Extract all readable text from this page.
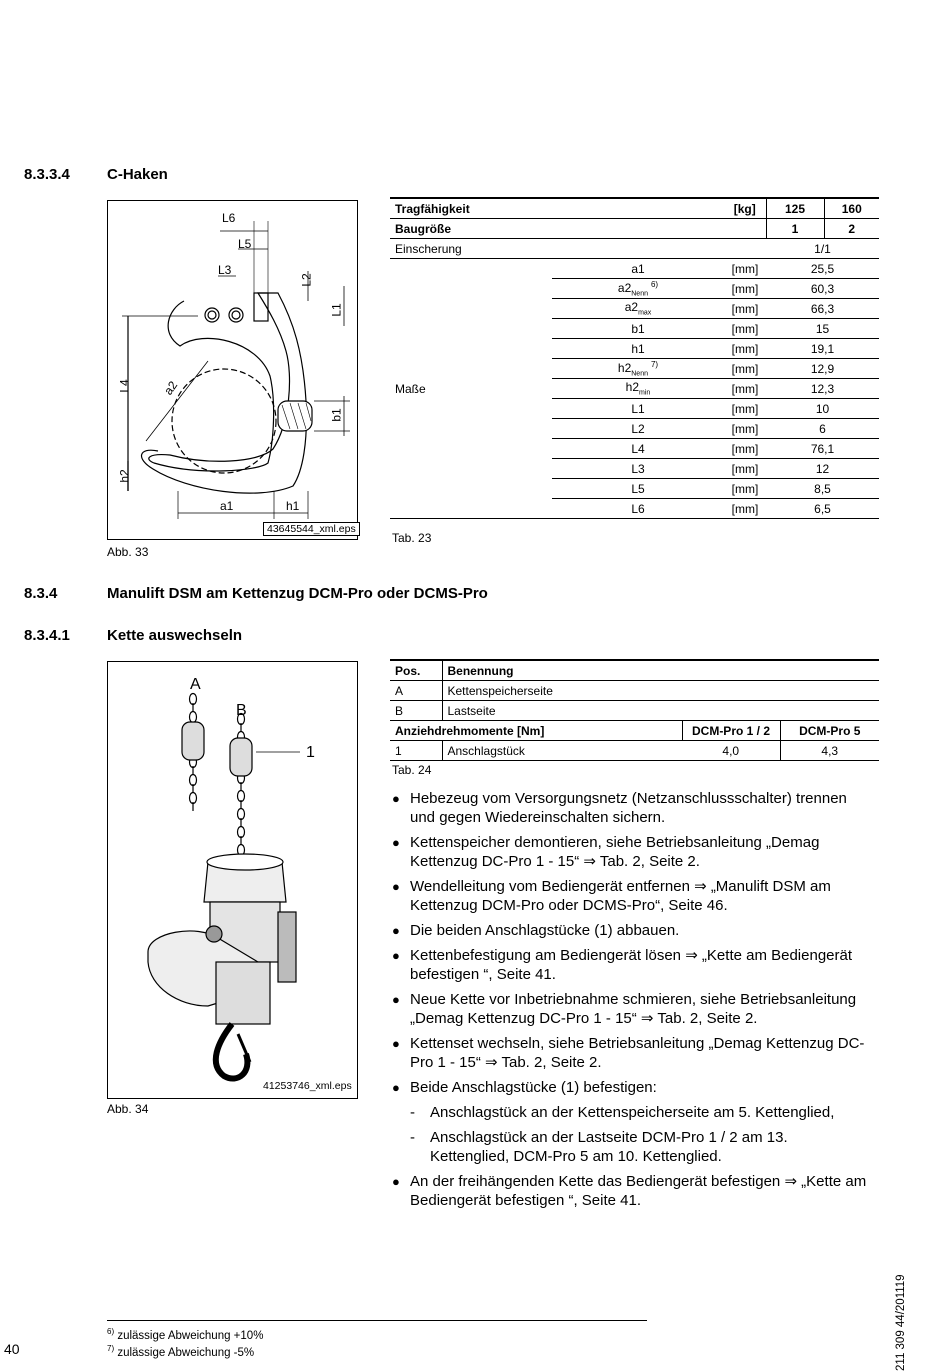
8.3.3.4 C-Haken
L6
L5
L3
L2
L1
L4 a2
b1
h2
a1	h1
43645544_xml.eps
Abb. 33
Tragfähigkeit		[kg]	125	160
Baugröße			1	2
Einscherung			1/1	
Maße	a1	[mm]	25,5	
	$a2_{Nenn}^{6)}$	[mm]	60,3	
	$a2_{max}$	[mm]	66,3	
	b1	[mm]	15	
	h1	[mm]	19,1	
	$h2_{Nenn}^{7)}$	[mm]	12,9	
	$h2_{min}$	[mm]	12,3	
	L1	[mm]	10	
	L2	[mm]	6	
	L4	[mm]	76,1	
	L3	[mm]	12	
	L5	[mm]	8,5	
	L6	[mm]	6,5	
Tab. 23
8.3.4	Manulift DSM am Kettenzug DCM-Pro oder DCMS-Pro
8.3.4.1 Kette auswechseln
A
B
1
41253746_xml.eps
Abb. 34
Pos.	Benennung		
A	Kettenspeicherseite		
B	Lastseite		
Anziehdrehmomente [Nm]		DCM-Pro 1 / 2	DCM-Pro 5
1	Anschlagstück	4,0	4,3
Tab. 24
● Hebezeug vom Versorgungsnetz (Netzanschlussschalter) trennen und gegen Wiedereinschalten sichern.
● Kettenspeicher demontieren, siehe Betriebsanleitung „Demag Kettenzug DC-Pro 1 - 15“ ⇒ Tab. 2, Seite 2.
● Wendelleitung vom Bediengerät entfernen ⇒ „Manulift DSM am Kettenzug DCM-Pro oder DCMS-Pro“, Seite 46.
● Die beiden Anschlagstücke (1) abbauen.
● Kettenbefestigung am Bediengerät lösen ⇒ „Kette am Bediengerät befestigen “, Seite 41.
● Neue Kette vor Inbetriebnahme schmieren, siehe Betriebsanleitung „Demag Kettenzug DC-Pro 1 - 15“ ⇒ Tab. 2, Seite 2.
● Kettenset wechseln, siehe Betriebsanleitung „Demag Kettenzug DC-Pro 1 - 15“ ⇒ Tab. 2, Seite 2.
● Beide Anschlagstücke (1) befestigen:
-	Anschlagstück an der Kettenspeicherseite am 5. Kettenglied,
-	Anschlagstück an der Lastseite DCM-Pro 1 / 2 am 13. Kettenglied, DCM-Pro 5 am 10. Kettenglied.
● An der freihängenden Kette das Bediengerät befestigen ⇒ „Kette am Bediengerät befestigen “, Seite 41.
$^{6)}$ zulässige Abweichung +10%
$^{7)}$ zulässige Abweichung -5%
40	211 309 44/201119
· · · · ·
(Stated task): Extract all the data above exactly, excluding every picture.

(Finished answer):
Extract all readable text from this page.
8.3.3.4 C-Haken
L6
L5
L3
L2
L1
L4 a2
b1
h2
a1	h1
43645544_xml.eps
Abb. 33
Tragfähigkeit		[kg]	125	160
Baugröße			1	2
Einscherung			1/1	
Maße	a1	[mm]	25,5	
	$a2_{Nenn}^{6)}$	[mm]	60,3	
	$a2_{max}$	[mm]	66,3	
	b1	[mm]	15	
	h1	[mm]	19,1	
	$h2_{Nenn}^{7)}$	[mm]	12,9	
	$h2_{min}$	[mm]	12,3	
	L1	[mm]	10	
	L2	[mm]	6	
	L4	[mm]	76,1	
	L3	[mm]	12	
	L5	[mm]	8,5	
	L6	[mm]	6,5	
Tab. 23
8.3.4	Manulift DSM am Kettenzug DCM-Pro oder DCMS-Pro
8.3.4.1 Kette auswechseln
A
B
1
41253746_xml.eps
Abb. 34
Pos.	Benennung		
A	Kettenspeicherseite		
B	Lastseite		
Anziehdrehmomente [Nm]		DCM-Pro 1 / 2	DCM-Pro 5
1	Anschlagstück	4,0	4,3
Tab. 24
● Hebezeug vom Versorgungsnetz (Netzanschlussschalter) trennen und gegen Wiedereinschalten sichern.
● Kettenspeicher demontieren, siehe Betriebsanleitung „Demag Kettenzug DC-Pro 1 - 15“ ⇒ Tab. 2, Seite 2.
● Wendelleitung vom Bediengerät entfernen ⇒ „Manulift DSM am Kettenzug DCM-Pro oder DCMS-Pro“, Seite 46.
● Die beiden Anschlagstücke (1) abbauen.
● Kettenbefestigung am Bediengerät lösen ⇒ „Kette am Bediengerät befestigen “, Seite 41.
● Neue Kette vor Inbetriebnahme schmieren, siehe Betriebsanleitung „Demag Kettenzug DC-Pro 1 - 15“ ⇒ Tab. 2, Seite 2.
● Kettenset wechseln, siehe Betriebsanleitung „Demag Kettenzug DC-Pro 1 - 15“ ⇒ Tab. 2, Seite 2.
● Beide Anschlagstücke (1) befestigen:
-	Anschlagstück an der Kettenspeicherseite am 5. Kettenglied,
-	Anschlagstück an der Lastseite DCM-Pro 1 / 2 am 13. Kettenglied, DCM-Pro 5 am 10. Kettenglied.
● An der freihängenden Kette das Bediengerät befestigen ⇒ „Kette am Bediengerät befestigen “, Seite 41.
$^{6)}$ zulässige Abweichung +10%
$^{7)}$ zulässige Abweichung -5%
40	211 309 44/201119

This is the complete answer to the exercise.